**Record extracts**

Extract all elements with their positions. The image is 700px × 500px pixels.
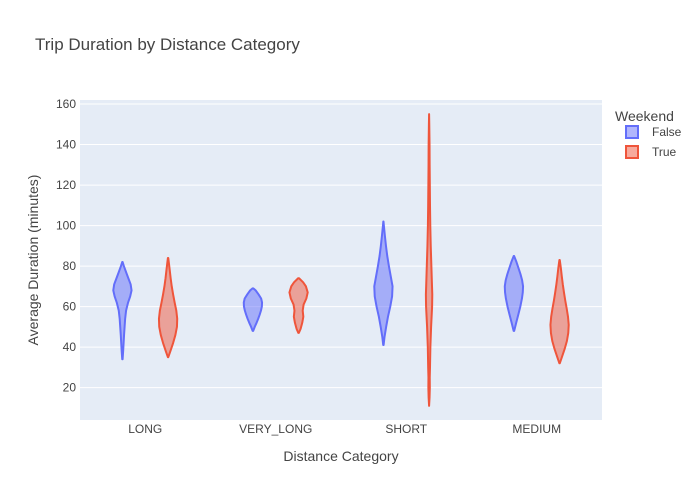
legend-title: Weekend: [615, 108, 674, 124]
legend-label-true[interactable]: True: [652, 145, 677, 159]
violin-short-true[interactable]: [424, 113, 434, 407]
x-tick-label: VERY_LONG: [239, 422, 312, 436]
y-tick-label: 40: [63, 340, 77, 354]
y-tick-label: 20: [63, 381, 77, 395]
x-tick-label: LONG: [128, 422, 162, 436]
x-tick-label: SHORT: [385, 422, 427, 436]
violins: [112, 113, 570, 407]
x-axis-title: Distance Category: [283, 448, 398, 464]
y-tick-label: 140: [56, 138, 76, 152]
chart-title: Trip Duration by Distance Category: [35, 35, 300, 54]
y-tick-label: 120: [56, 178, 76, 192]
violin-very-long-false[interactable]: [242, 287, 264, 332]
y-tick-label: 160: [56, 97, 76, 111]
violin-very-long-true[interactable]: [288, 277, 309, 334]
y-tick-label: 80: [63, 259, 77, 273]
plot-area: [80, 100, 602, 420]
x-tick-label: MEDIUM: [512, 422, 561, 436]
y-axis-ticks: 20 40 60 80 100 120 140 160: [56, 97, 76, 395]
violin-short-false[interactable]: [373, 220, 394, 347]
x-axis-ticks: LONG VERY_LONG SHORT MEDIUM: [128, 422, 561, 436]
legend-swatch-false[interactable]: [625, 125, 639, 139]
y-tick-label: 60: [63, 300, 77, 314]
legend-label-false[interactable]: False: [652, 125, 682, 139]
y-tick-label: 100: [56, 219, 76, 233]
legend: Weekend False True: [615, 108, 682, 159]
violin-medium-true[interactable]: [549, 259, 570, 365]
y-axis-title: Average Duration (minutes): [25, 175, 41, 346]
violin-medium-false[interactable]: [503, 254, 525, 332]
legend-swatch-true[interactable]: [625, 145, 639, 159]
violin-long-false[interactable]: [112, 261, 133, 361]
violin-long-true[interactable]: [157, 256, 179, 359]
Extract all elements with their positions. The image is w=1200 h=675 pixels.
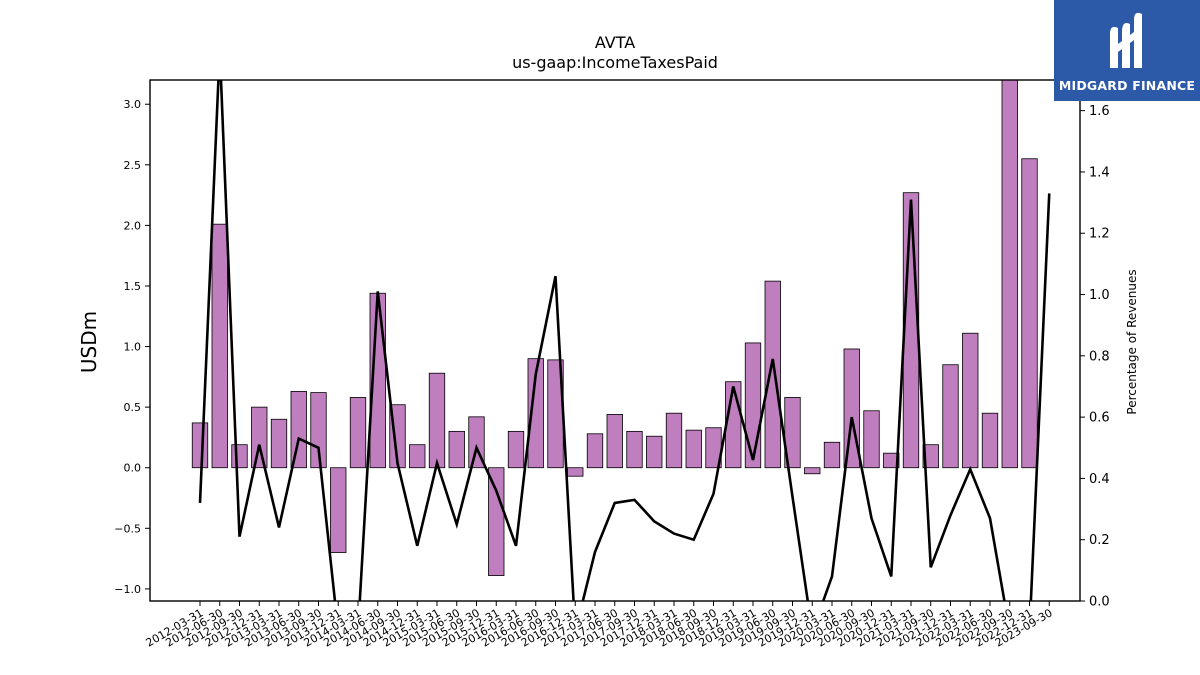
bar	[310, 392, 327, 469]
bar	[527, 358, 544, 469]
bar	[764, 280, 781, 469]
x-axis: 2012-03-312012-06-302012-09-302012-12-31…	[144, 601, 1055, 650]
bar	[409, 444, 426, 469]
y-tick-label: 2.0	[124, 219, 142, 232]
bar	[586, 433, 604, 469]
y-tick-label: 1.5	[124, 280, 142, 293]
y2-tick-label: 1.2	[1089, 227, 1110, 242]
chart-subtitle: us-gaap:IncomeTaxesPaid	[512, 53, 718, 72]
bar	[962, 332, 979, 469]
y2-tick-label: 1.4	[1089, 165, 1110, 180]
y2-tick-label: 1.0	[1089, 288, 1110, 303]
bar-series	[191, 80, 1038, 576]
bar	[685, 429, 702, 469]
bar	[804, 467, 821, 475]
y2-tick-label: 0.0	[1089, 595, 1110, 610]
bar	[330, 467, 347, 553]
y-axis-left: −1.0 −0.5 0.0 0.5 1.0 1.5 2.0 2.5 3.0	[114, 98, 150, 596]
y2-tick-label: 0.8	[1089, 349, 1110, 364]
bar	[231, 444, 248, 469]
chart-title: AVTA	[595, 33, 635, 52]
y-tick-label: 0.0	[124, 462, 142, 475]
y2-tick-label: 1.6	[1089, 104, 1110, 119]
logo-badge: MIDGARD FINANCE	[1054, 0, 1200, 101]
bar	[981, 412, 999, 469]
bar	[567, 467, 584, 477]
y-tick-label: 0.5	[124, 401, 142, 414]
bar	[626, 430, 643, 469]
bar	[784, 397, 801, 469]
bar	[902, 192, 920, 469]
bar	[191, 422, 209, 469]
bar	[942, 364, 959, 469]
bar	[606, 414, 623, 469]
bar	[290, 390, 307, 469]
bar	[251, 406, 268, 469]
y-tick-label: −0.5	[114, 522, 141, 535]
bar	[1001, 80, 1018, 469]
bar	[507, 430, 525, 469]
y2-tick-label: 0.2	[1089, 533, 1110, 548]
y-axis-label: USDm	[77, 311, 101, 373]
bar	[488, 467, 505, 576]
midgard-logo-icon	[1104, 10, 1150, 74]
bar	[646, 435, 663, 469]
bar	[448, 430, 465, 469]
logo-text: MIDGARD FINANCE	[1058, 78, 1196, 93]
bar	[665, 412, 683, 469]
bar	[725, 381, 742, 469]
bar	[349, 397, 367, 469]
y-tick-label: 1.0	[124, 341, 142, 354]
y-tick-label: −1.0	[114, 583, 141, 596]
bar	[883, 452, 900, 469]
bar	[1021, 158, 1038, 469]
y2-axis-label: Percentage of Revenues	[1125, 269, 1139, 414]
bar	[270, 418, 288, 469]
plot-frame	[149, 79, 1081, 602]
bar	[863, 410, 880, 469]
y2-tick-label: 0.4	[1089, 472, 1110, 487]
y-axis-right: 0.0 0.2 0.4 0.6 0.8 1.0 1.2 1.4 1.6	[1080, 104, 1110, 610]
bar	[744, 342, 762, 469]
bar	[211, 223, 228, 469]
y-tick-label: 3.0	[124, 98, 142, 111]
bar	[428, 372, 446, 469]
line-series	[198, 80, 1051, 601]
bar	[922, 444, 939, 469]
bar	[823, 441, 841, 469]
y2-tick-label: 0.6	[1089, 411, 1110, 426]
line-path	[198, 80, 1051, 601]
y-tick-label: 2.5	[124, 159, 142, 172]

**Goal of the exercise**
Could you edit the listing above so that "Distance Category" becomes "Trip Length Category" everywhere, with nothing else changed? Leave the pictures out of your version.

**Solution to this task**
Extract all elements with their positions. The image is 700px × 500px pixels.
legend-title: Weekend: [615, 108, 674, 124]
legend-label-true[interactable]: True: [652, 145, 677, 159]
violin-short-true[interactable]: [424, 113, 434, 407]
x-tick-label: VERY_LONG: [239, 422, 312, 436]
y-tick-label: 40: [63, 340, 77, 354]
y-tick-label: 20: [63, 381, 77, 395]
x-tick-label: LONG: [128, 422, 162, 436]
x-tick-label: SHORT: [385, 422, 427, 436]
violins: [112, 113, 570, 407]
x-axis-title: Trip Length Category: [283, 448, 398, 464]
y-tick-label: 140: [56, 138, 76, 152]
chart-title: Trip Duration by Trip Length Category: [35, 35, 300, 54]
y-tick-label: 120: [56, 178, 76, 192]
violin-very-long-false[interactable]: [242, 287, 264, 332]
y-tick-label: 160: [56, 97, 76, 111]
violin-very-long-true[interactable]: [288, 277, 309, 334]
y-tick-label: 80: [63, 259, 77, 273]
plot-area: [80, 100, 602, 420]
x-tick-label: MEDIUM: [512, 422, 561, 436]
y-axis-ticks: 20 40 60 80 100 120 140 160: [56, 97, 76, 395]
violin-short-false[interactable]: [373, 220, 394, 347]
x-axis-ticks: LONG VERY_LONG SHORT MEDIUM: [128, 422, 561, 436]
legend-swatch-false[interactable]: [625, 125, 639, 139]
y-tick-label: 60: [63, 300, 77, 314]
legend-label-false[interactable]: False: [652, 125, 682, 139]
y-tick-label: 100: [56, 219, 76, 233]
legend: Weekend False True: [615, 108, 682, 159]
violin-medium-true[interactable]: [549, 259, 570, 365]
y-axis-title: Average Duration (minutes): [25, 175, 41, 346]
violin-medium-false[interactable]: [503, 254, 525, 332]
legend-swatch-true[interactable]: [625, 145, 639, 159]
violin-long-false[interactable]: [112, 261, 133, 361]
violin-long-true[interactable]: [157, 256, 179, 359]
Extract all elements with their positions. The image is w=1200 h=675 pixels.
bar	[310, 392, 327, 469]
bar	[527, 358, 544, 469]
bar	[764, 280, 781, 469]
x-axis: 2012-03-312012-06-302012-09-302012-12-31…	[144, 601, 1055, 650]
bar	[409, 444, 426, 469]
y-tick-label: 2.0	[124, 219, 142, 232]
bar	[586, 433, 604, 469]
y-tick-label: 1.5	[124, 280, 142, 293]
y2-tick-label: 1.2	[1089, 227, 1110, 242]
chart-subtitle: us-gaap:IncomeTaxesPaid	[512, 53, 718, 72]
bar	[962, 332, 979, 469]
y2-tick-label: 1.4	[1089, 165, 1110, 180]
y2-tick-label: 1.0	[1089, 288, 1110, 303]
bar-series	[191, 80, 1038, 576]
bar	[685, 429, 702, 469]
bar	[804, 467, 821, 475]
y2-tick-label: 0.0	[1089, 595, 1110, 610]
bar	[330, 467, 347, 553]
y-axis-left: −1.0 −0.5 0.0 0.5 1.0 1.5 2.0 2.5 3.0	[114, 98, 150, 596]
y2-tick-label: 0.8	[1089, 349, 1110, 364]
bar	[231, 444, 248, 469]
chart-title: AVTA	[595, 33, 635, 52]
y-tick-label: 0.0	[124, 462, 142, 475]
y2-tick-label: 1.6	[1089, 104, 1110, 119]
logo-badge: MIDGARD FINANCE	[1054, 0, 1200, 101]
bar	[981, 412, 999, 469]
bar	[567, 467, 584, 477]
y-tick-label: 0.5	[124, 401, 142, 414]
bar	[626, 430, 643, 469]
bar	[784, 397, 801, 469]
bar	[902, 192, 920, 469]
bar	[191, 422, 209, 469]
bar	[942, 364, 959, 469]
bar	[606, 414, 623, 469]
bar	[290, 390, 307, 469]
bar	[251, 406, 268, 469]
y-tick-label: −0.5	[114, 522, 141, 535]
bar	[1001, 80, 1018, 469]
bar	[507, 430, 525, 469]
y2-tick-label: 0.2	[1089, 533, 1110, 548]
y-axis-label: USDm	[77, 311, 101, 373]
bar	[488, 467, 505, 576]
midgard-logo-icon	[1104, 10, 1150, 74]
bar	[646, 435, 663, 469]
bar	[448, 430, 465, 469]
logo-text: MIDGARD FINANCE	[1058, 78, 1196, 93]
bar	[665, 412, 683, 469]
bar	[725, 381, 742, 469]
bar	[349, 397, 367, 469]
y-tick-label: 1.0	[124, 341, 142, 354]
y-tick-label: −1.0	[114, 583, 141, 596]
bar	[883, 452, 900, 469]
bar	[1021, 158, 1038, 469]
y2-axis-label: Percentage of Revenues	[1125, 269, 1139, 414]
bar	[270, 418, 288, 469]
plot-frame	[149, 79, 1081, 602]
bar	[863, 410, 880, 469]
y2-tick-label: 0.4	[1089, 472, 1110, 487]
y-axis-right: 0.0 0.2 0.4 0.6 0.8 1.0 1.2 1.4 1.6	[1080, 104, 1110, 610]
bar	[744, 342, 762, 469]
bar	[211, 223, 228, 469]
y-tick-label: 3.0	[124, 98, 142, 111]
bar	[428, 372, 446, 469]
line-series	[198, 80, 1051, 601]
bar	[922, 444, 939, 469]
bar	[823, 441, 841, 469]
y2-tick-label: 0.6	[1089, 411, 1110, 426]
line-path	[198, 80, 1051, 601]
y-tick-label: 2.5	[124, 159, 142, 172]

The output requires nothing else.